▸ **Written task**
The records that follow must be repeated verbatim, every one of them.

▸ **Collected data**
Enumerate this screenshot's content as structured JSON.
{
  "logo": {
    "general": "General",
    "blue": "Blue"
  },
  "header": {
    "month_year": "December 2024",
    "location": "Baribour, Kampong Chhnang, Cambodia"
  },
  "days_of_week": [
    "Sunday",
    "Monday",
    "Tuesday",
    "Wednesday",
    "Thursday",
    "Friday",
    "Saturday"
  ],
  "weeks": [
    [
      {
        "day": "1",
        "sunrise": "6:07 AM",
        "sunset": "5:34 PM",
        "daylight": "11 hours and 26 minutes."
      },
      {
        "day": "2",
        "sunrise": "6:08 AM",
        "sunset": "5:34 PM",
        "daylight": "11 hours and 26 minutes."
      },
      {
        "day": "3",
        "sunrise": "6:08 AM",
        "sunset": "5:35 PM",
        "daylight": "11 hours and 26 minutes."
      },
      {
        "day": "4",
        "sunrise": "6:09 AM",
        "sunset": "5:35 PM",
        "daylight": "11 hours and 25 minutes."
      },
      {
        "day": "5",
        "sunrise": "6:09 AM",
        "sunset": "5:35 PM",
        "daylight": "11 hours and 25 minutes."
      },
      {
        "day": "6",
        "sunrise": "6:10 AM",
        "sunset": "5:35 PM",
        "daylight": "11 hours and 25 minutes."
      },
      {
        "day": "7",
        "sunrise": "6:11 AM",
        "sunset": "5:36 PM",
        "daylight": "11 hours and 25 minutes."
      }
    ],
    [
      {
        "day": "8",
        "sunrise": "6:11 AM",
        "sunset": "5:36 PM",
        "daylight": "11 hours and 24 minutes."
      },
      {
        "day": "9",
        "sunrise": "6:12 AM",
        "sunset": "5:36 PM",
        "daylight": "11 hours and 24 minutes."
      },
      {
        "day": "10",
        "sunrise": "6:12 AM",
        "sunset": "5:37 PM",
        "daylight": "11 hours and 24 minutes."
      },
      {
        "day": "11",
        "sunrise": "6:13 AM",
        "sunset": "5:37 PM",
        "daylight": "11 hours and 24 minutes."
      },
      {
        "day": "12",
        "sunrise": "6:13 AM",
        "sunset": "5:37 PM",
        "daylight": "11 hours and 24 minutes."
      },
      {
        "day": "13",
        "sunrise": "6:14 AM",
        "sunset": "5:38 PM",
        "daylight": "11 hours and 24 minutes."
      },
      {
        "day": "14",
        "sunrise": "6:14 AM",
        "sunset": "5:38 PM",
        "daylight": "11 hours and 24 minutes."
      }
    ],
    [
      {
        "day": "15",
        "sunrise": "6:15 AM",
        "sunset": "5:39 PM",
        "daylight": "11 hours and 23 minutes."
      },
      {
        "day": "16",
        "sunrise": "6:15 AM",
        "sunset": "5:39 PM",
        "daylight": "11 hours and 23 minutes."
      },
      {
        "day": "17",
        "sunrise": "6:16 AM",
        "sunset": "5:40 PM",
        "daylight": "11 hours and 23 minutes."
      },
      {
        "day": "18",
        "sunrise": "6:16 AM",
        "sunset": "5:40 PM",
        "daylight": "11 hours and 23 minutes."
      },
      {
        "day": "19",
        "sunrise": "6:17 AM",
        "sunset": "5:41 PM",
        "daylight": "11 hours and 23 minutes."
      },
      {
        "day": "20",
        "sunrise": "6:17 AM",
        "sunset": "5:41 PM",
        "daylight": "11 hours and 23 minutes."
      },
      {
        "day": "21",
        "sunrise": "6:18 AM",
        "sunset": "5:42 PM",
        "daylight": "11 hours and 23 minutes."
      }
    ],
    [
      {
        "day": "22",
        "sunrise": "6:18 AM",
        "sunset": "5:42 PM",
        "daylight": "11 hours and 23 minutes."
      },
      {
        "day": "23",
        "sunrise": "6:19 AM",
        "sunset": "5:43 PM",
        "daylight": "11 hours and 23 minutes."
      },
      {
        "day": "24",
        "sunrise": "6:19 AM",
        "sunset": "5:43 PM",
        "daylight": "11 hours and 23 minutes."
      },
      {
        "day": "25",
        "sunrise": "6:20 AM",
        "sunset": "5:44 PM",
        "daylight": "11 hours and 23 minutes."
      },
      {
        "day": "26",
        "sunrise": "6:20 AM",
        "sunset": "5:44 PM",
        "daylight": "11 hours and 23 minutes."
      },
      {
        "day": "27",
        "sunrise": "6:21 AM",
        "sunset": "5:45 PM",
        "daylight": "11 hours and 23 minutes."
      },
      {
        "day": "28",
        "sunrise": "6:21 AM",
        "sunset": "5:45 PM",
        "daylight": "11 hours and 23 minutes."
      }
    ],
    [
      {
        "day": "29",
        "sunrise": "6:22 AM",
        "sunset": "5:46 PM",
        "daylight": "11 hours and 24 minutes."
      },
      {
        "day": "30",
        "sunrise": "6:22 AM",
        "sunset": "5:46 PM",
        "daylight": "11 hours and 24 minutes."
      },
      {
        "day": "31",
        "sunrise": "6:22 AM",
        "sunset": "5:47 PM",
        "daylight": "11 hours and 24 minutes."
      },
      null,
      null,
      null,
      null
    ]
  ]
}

▸ **Result**
Enumerate this screenshot's content as structured JSON.
{
  "logo": {
    "general": "General",
    "blue": "Blue"
  },
  "header": {
    "month_year": "December 2024",
    "location": "Baribour, Kampong Chhnang, Cambodia"
  },
  "days_of_week": [
    "Sunday",
    "Monday",
    "Tuesday",
    "Wednesday",
    "Thursday",
    "Friday",
    "Saturday"
  ],
  "weeks": [
    [
      {
        "day": "1",
        "sunrise": "6:07 AM",
        "sunset": "5:34 PM",
        "daylight": "11 hours and 26 minutes."
      },
      {
        "day": "2",
        "sunrise": "6:08 AM",
        "sunset": "5:34 PM",
        "daylight": "11 hours and 26 minutes."
      },
      {
        "day": "3",
        "sunrise": "6:08 AM",
        "sunset": "5:35 PM",
        "daylight": "11 hours and 26 minutes."
      },
      {
        "day": "4",
        "sunrise": "6:09 AM",
        "sunset": "5:35 PM",
        "daylight": "11 hours and 25 minutes."
      },
      {
        "day": "5",
        "sunrise": "6:09 AM",
        "sunset": "5:35 PM",
        "daylight": "11 hours and 25 minutes."
      },
      {
        "day": "6",
        "sunrise": "6:10 AM",
        "sunset": "5:35 PM",
        "daylight": "11 hours and 25 minutes."
      },
      {
        "day": "7",
        "sunrise": "6:11 AM",
        "sunset": "5:36 PM",
        "daylight": "11 hours and 25 minutes."
      }
    ],
    [
      {
        "day": "8",
        "sunrise": "6:11 AM",
        "sunset": "5:36 PM",
        "daylight": "11 hours and 24 minutes."
      },
      {
        "day": "9",
        "sunrise": "6:12 AM",
        "sunset": "5:36 PM",
        "daylight": "11 hours and 24 minutes."
      },
      {
        "day": "10",
        "sunrise": "6:12 AM",
        "sunset": "5:37 PM",
        "daylight": "11 hours and 24 minutes."
      },
      {
        "day": "11",
        "sunrise": "6:13 AM",
        "sunset": "5:37 PM",
        "daylight": "11 hours and 24 minutes."
      },
      {
        "day": "12",
        "sunrise": "6:13 AM",
        "sunset": "5:37 PM",
        "daylight": "11 hours and 24 minutes."
      },
      {
        "day": "13",
        "sunrise": "6:14 AM",
        "sunset": "5:38 PM",
        "daylight": "11 hours and 24 minutes."
      },
      {
        "day": "14",
        "sunrise": "6:14 AM",
        "sunset": "5:38 PM",
        "daylight": "11 hours and 24 minutes."
      }
    ],
    [
      {
        "day": "15",
        "sunrise": "6:15 AM",
        "sunset": "5:39 PM",
        "daylight": "11 hours and 23 minutes."
      },
      {
        "day": "16",
        "sunrise": "6:15 AM",
        "sunset": "5:39 PM",
        "daylight": "11 hours and 23 minutes."
      },
      {
        "day": "17",
        "sunrise": "6:16 AM",
        "sunset": "5:40 PM",
        "daylight": "11 hours and 23 minutes."
      },
      {
        "day": "18",
        "sunrise": "6:16 AM",
        "sunset": "5:40 PM",
        "daylight": "11 hours and 23 minutes."
      },
      {
        "day": "19",
        "sunrise": "6:17 AM",
        "sunset": "5:41 PM",
        "daylight": "11 hours and 23 minutes."
      },
      {
        "day": "20",
        "sunrise": "6:17 AM",
        "sunset": "5:41 PM",
        "daylight": "11 hours and 23 minutes."
      },
      {
        "day": "21",
        "sunrise": "6:18 AM",
        "sunset": "5:42 PM",
        "daylight": "11 hours and 23 minutes."
      }
    ],
    [
      {
        "day": "22",
        "sunrise": "6:18 AM",
        "sunset": "5:42 PM",
        "daylight": "11 hours and 23 minutes."
      },
      {
        "day": "23",
        "sunrise": "6:19 AM",
        "sunset": "5:43 PM",
        "daylight": "11 hours and 23 minutes."
      },
      {
        "day": "24",
        "sunrise": "6:19 AM",
        "sunset": "5:43 PM",
        "daylight": "11 hours and 23 minutes."
      },
      {
        "day": "25",
        "sunrise": "6:20 AM",
        "sunset": "5:44 PM",
        "daylight": "11 hours and 23 minutes."
      },
      {
        "day": "26",
        "sunrise": "6:20 AM",
        "sunset": "5:44 PM",
        "daylight": "11 hours and 23 minutes."
      },
      {
        "day": "27",
        "sunrise": "6:21 AM",
        "sunset": "5:45 PM",
        "daylight": "11 hours and 23 minutes."
      },
      {
        "day": "28",
        "sunrise": "6:21 AM",
        "sunset": "5:45 PM",
        "daylight": "11 hours and 23 minutes."
      }
    ],
    [
      {
        "day": "29",
        "sunrise": "6:22 AM",
        "sunset": "5:46 PM",
        "daylight": "11 hours and 24 minutes."
      },
      {
        "day": "30",
        "sunrise": "6:22 AM",
        "sunset": "5:46 PM",
        "daylight": "11 hours and 24 minutes."
      },
      {
        "day": "31",
        "sunrise": "6:22 AM",
        "sunset": "5:47 PM",
        "daylight": "11 hours and 24 minutes."
      },
      null,
      null,
      null,
      null
    ]
  ]
}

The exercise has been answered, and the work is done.